Exercise instructions
1. Translate this sentence from the passage about Faber into Spanish: "The doing of things from duty is but a stage on the road to the kingdom of truth and love."
2. From the passage about Faber, extract the text from "If loving what" up to and including "its intrinsic goodness.", copied word for word.

Passage to read
+===+
But such as Faber was, he was both loved and honored by all whom he had ever attended; and, with his fine tastes, his genial nature, his quiet conscience, his good health, his enjoyment of life, his knowledge and love of his profession, his activity, his tender heart–especially to women and children, his keen intellect, and his devising though not embodying imagination, if any man could get on without a God, Faber was that man. He was now trying it, and as yet the trial had cost him no effort: he seemed to himself to be doing very well indeed. And why should he not do as well as the thousands, who counting themselves religious people, get through the business of the hour, the day, the week, the year, without one reference in any thing they do or abstain from doing, to the will of God, or the words of Christ? If he was more helpful to his fellows than they, he fared better; for actions in themselves good, however imperfect the motives that give rise to them, react blissfully upon character and nature. It is better to be an atheist who does the will of God, than a so-called Christian who does not. [It is not] the atheist [who] will…be dismissed because he said Lord, Lord, and did not obey.

The thing that God loves is the only lovely thing, and he who does it, does well, and is upon the way to discover that he does it very badly. When he comes to do it as the will of the perfect Good, then is he on the road to do it perfectly–that is, from love of its own inherent self-constituted goodness, born in the heart of the Perfect. The doing of things from duty is but a stage on the road to the kingdom of truth and love. Not the less must the stage be journeyed; every path diverging from it is “the flowery way that leads to the broad gate and the great fire.”

If loving what is good for its own sake is indeed the path to the perfect, then many a moral atheist is further along the narrow way to redemption than those Christians who think that goodness is defined by God’s arbitrary whims and who obey out of the belief that God demands it. Good is done either way, but the faithful child of God will seek not only to obey, but to love what is commanded and recognize its intrinsic goodness.
+===+
Given records

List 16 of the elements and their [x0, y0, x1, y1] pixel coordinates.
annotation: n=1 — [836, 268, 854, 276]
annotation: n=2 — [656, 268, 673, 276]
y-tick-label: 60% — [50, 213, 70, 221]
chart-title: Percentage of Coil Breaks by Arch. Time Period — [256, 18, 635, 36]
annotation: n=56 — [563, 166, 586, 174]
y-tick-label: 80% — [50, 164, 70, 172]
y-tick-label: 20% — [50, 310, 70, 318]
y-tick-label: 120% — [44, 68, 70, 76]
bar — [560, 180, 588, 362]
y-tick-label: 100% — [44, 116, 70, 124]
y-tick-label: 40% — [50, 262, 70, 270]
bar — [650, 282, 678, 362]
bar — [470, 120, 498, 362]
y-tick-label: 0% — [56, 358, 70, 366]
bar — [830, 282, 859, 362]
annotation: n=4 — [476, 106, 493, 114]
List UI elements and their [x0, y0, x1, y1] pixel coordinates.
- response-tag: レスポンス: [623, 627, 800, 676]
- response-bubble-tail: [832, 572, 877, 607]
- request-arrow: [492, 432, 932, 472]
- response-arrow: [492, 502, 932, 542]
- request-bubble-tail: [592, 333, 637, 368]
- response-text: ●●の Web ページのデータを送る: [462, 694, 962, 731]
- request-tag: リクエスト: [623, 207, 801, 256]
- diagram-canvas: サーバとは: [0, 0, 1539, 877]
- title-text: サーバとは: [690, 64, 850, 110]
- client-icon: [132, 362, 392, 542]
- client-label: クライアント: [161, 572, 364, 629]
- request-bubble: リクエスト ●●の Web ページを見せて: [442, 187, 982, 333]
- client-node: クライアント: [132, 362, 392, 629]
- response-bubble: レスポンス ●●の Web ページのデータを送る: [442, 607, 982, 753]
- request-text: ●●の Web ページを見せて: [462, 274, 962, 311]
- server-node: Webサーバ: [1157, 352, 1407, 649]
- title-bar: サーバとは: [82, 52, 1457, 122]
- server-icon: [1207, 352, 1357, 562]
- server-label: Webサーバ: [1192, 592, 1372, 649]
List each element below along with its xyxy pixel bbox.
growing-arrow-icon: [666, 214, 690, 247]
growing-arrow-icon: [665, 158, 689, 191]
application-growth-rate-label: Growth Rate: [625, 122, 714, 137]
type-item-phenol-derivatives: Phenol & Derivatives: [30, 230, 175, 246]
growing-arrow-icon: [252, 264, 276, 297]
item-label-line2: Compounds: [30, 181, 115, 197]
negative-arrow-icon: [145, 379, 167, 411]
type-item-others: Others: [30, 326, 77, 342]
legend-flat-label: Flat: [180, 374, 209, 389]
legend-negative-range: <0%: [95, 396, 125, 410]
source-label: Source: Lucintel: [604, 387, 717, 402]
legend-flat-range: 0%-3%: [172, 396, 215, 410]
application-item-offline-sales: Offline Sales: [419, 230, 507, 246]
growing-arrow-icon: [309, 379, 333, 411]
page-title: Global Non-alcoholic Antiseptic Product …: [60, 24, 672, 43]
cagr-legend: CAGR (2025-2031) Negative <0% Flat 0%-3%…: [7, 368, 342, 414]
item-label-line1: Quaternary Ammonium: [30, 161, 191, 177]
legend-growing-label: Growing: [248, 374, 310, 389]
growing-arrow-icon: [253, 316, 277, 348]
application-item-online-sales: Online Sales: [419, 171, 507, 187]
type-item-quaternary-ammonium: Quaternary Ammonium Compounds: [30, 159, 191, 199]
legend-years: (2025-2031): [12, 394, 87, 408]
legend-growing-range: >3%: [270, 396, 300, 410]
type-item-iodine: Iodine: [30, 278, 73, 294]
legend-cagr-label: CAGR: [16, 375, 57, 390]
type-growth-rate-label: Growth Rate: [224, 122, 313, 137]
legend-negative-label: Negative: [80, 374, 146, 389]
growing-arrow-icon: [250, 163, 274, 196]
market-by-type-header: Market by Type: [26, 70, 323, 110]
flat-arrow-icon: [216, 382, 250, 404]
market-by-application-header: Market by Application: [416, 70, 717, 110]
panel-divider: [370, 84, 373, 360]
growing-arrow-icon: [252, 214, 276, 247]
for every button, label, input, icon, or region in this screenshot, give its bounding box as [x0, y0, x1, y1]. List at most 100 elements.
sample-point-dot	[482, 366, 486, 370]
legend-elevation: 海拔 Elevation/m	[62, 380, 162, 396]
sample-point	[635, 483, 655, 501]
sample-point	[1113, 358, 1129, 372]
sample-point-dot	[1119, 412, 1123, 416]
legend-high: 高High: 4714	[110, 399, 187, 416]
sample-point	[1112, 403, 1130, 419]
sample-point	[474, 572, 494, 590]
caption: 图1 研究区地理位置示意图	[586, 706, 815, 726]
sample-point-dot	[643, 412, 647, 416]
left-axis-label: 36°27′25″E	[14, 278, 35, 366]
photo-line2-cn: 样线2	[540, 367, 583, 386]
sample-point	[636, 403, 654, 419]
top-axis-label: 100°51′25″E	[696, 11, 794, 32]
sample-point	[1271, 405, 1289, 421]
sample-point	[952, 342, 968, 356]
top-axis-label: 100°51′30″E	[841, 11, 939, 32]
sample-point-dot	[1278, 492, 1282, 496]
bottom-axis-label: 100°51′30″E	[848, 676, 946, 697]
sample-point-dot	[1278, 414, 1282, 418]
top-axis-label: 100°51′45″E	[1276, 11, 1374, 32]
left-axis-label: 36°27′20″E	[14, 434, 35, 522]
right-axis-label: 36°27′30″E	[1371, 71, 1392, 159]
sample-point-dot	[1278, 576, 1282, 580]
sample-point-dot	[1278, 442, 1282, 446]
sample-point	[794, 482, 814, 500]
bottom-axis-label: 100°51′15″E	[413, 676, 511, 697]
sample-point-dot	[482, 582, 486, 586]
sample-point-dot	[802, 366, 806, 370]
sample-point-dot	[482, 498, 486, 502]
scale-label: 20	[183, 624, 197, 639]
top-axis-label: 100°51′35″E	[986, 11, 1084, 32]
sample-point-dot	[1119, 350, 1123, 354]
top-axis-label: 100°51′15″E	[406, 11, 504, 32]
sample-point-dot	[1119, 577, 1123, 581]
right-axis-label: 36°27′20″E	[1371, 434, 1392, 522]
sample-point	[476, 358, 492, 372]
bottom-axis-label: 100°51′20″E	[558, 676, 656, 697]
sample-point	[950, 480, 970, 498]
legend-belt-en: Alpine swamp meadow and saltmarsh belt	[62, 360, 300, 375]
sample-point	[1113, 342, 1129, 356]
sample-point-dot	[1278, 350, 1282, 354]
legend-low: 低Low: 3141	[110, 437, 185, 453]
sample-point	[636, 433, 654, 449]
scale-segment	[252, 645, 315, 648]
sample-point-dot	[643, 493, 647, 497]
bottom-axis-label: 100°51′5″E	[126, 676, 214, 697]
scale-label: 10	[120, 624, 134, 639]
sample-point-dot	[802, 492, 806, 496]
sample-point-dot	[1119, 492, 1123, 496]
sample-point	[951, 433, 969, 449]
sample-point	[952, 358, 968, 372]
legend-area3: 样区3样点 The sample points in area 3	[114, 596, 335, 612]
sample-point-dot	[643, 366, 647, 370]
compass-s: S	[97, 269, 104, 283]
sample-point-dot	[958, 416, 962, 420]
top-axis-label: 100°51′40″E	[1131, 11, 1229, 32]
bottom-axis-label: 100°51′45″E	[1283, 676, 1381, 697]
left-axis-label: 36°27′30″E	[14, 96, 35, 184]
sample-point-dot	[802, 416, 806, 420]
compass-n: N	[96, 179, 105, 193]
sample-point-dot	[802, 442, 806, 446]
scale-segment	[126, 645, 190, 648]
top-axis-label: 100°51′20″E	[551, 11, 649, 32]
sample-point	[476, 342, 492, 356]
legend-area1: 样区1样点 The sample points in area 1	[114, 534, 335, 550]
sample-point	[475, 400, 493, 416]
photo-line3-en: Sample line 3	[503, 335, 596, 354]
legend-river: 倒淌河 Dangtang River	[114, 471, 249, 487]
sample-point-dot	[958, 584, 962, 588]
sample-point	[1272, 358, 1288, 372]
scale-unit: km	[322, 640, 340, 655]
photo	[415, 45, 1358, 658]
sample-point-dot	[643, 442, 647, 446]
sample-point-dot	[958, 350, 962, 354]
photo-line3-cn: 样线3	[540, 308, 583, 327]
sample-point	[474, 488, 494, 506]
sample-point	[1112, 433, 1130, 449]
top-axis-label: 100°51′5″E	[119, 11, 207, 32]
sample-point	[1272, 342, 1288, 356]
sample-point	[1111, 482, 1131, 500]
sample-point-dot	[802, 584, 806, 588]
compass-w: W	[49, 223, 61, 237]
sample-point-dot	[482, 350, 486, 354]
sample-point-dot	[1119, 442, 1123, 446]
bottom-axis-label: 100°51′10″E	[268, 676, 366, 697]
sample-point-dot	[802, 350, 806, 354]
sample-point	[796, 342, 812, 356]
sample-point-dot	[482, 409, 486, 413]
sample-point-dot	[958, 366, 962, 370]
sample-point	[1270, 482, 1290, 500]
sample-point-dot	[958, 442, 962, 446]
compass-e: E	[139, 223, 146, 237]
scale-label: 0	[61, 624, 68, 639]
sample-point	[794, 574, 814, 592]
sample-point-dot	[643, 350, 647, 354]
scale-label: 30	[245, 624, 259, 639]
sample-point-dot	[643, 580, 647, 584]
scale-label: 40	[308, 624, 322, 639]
+===+
Set of answers
1. Hacer las cosas por deber no es más que una etapa en el camino hacia el reino de la verdad y del amor.

2.
If loving what is good for its own sake is indeed the path to the perfect, then many a moral atheist is further along the narrow way to redemption than those Christians who think that goodness is defined by God’s arbitrary whims and who obey out of the belief that God demands it. Good is done either way, but the faithful child of God will seek not only to obey, but to love what is commanded and recognize its intrinsic goodness.